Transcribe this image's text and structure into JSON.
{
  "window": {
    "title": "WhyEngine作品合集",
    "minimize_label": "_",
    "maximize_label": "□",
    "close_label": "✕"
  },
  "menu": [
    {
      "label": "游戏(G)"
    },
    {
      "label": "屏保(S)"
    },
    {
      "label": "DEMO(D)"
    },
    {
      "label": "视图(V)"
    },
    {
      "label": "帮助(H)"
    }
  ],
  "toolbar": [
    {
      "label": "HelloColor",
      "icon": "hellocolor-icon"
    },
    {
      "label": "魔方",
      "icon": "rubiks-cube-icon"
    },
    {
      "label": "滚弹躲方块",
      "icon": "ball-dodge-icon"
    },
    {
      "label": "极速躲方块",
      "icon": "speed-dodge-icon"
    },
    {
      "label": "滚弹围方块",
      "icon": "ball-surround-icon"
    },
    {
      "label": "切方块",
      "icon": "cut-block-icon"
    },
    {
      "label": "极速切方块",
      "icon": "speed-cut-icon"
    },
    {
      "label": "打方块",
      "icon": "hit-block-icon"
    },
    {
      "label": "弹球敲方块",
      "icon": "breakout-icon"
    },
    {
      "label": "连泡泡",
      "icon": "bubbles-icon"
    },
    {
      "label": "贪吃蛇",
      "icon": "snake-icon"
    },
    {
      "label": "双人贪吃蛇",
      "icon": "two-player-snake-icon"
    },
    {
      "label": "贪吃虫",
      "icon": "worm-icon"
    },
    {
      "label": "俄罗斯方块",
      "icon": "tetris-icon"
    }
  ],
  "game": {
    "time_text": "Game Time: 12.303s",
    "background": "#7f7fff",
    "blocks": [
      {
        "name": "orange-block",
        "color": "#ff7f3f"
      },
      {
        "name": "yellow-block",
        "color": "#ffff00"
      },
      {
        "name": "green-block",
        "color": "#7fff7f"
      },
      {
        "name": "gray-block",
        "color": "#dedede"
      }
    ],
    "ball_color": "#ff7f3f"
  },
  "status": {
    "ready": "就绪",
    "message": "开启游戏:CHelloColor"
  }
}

——

**Work to complete:** Repeat the material above in full, exactly as it stands.

**Solution for this task:**
Transcribe this image's text and structure into JSON.
{
  "window": {
    "title": "WhyEngine作品合集",
    "minimize_label": "_",
    "maximize_label": "□",
    "close_label": "✕"
  },
  "menu": [
    {
      "label": "游戏(G)"
    },
    {
      "label": "屏保(S)"
    },
    {
      "label": "DEMO(D)"
    },
    {
      "label": "视图(V)"
    },
    {
      "label": "帮助(H)"
    }
  ],
  "toolbar": [
    {
      "label": "HelloColor",
      "icon": "hellocolor-icon"
    },
    {
      "label": "魔方",
      "icon": "rubiks-cube-icon"
    },
    {
      "label": "滚弹躲方块",
      "icon": "ball-dodge-icon"
    },
    {
      "label": "极速躲方块",
      "icon": "speed-dodge-icon"
    },
    {
      "label": "滚弹围方块",
      "icon": "ball-surround-icon"
    },
    {
      "label": "切方块",
      "icon": "cut-block-icon"
    },
    {
      "label": "极速切方块",
      "icon": "speed-cut-icon"
    },
    {
      "label": "打方块",
      "icon": "hit-block-icon"
    },
    {
      "label": "弹球敲方块",
      "icon": "breakout-icon"
    },
    {
      "label": "连泡泡",
      "icon": "bubbles-icon"
    },
    {
      "label": "贪吃蛇",
      "icon": "snake-icon"
    },
    {
      "label": "双人贪吃蛇",
      "icon": "two-player-snake-icon"
    },
    {
      "label": "贪吃虫",
      "icon": "worm-icon"
    },
    {
      "label": "俄罗斯方块",
      "icon": "tetris-icon"
    }
  ],
  "game": {
    "time_text": "Game Time: 12.303s",
    "background": "#7f7fff",
    "blocks": [
      {
        "name": "orange-block",
        "color": "#ff7f3f"
      },
      {
        "name": "yellow-block",
        "color": "#ffff00"
      },
      {
        "name": "green-block",
        "color": "#7fff7f"
      },
      {
        "name": "gray-block",
        "color": "#dedede"
      }
    ],
    "ball_color": "#ff7f3f"
  },
  "status": {
    "ready": "就绪",
    "message": "开启游戏:CHelloColor"
  }
}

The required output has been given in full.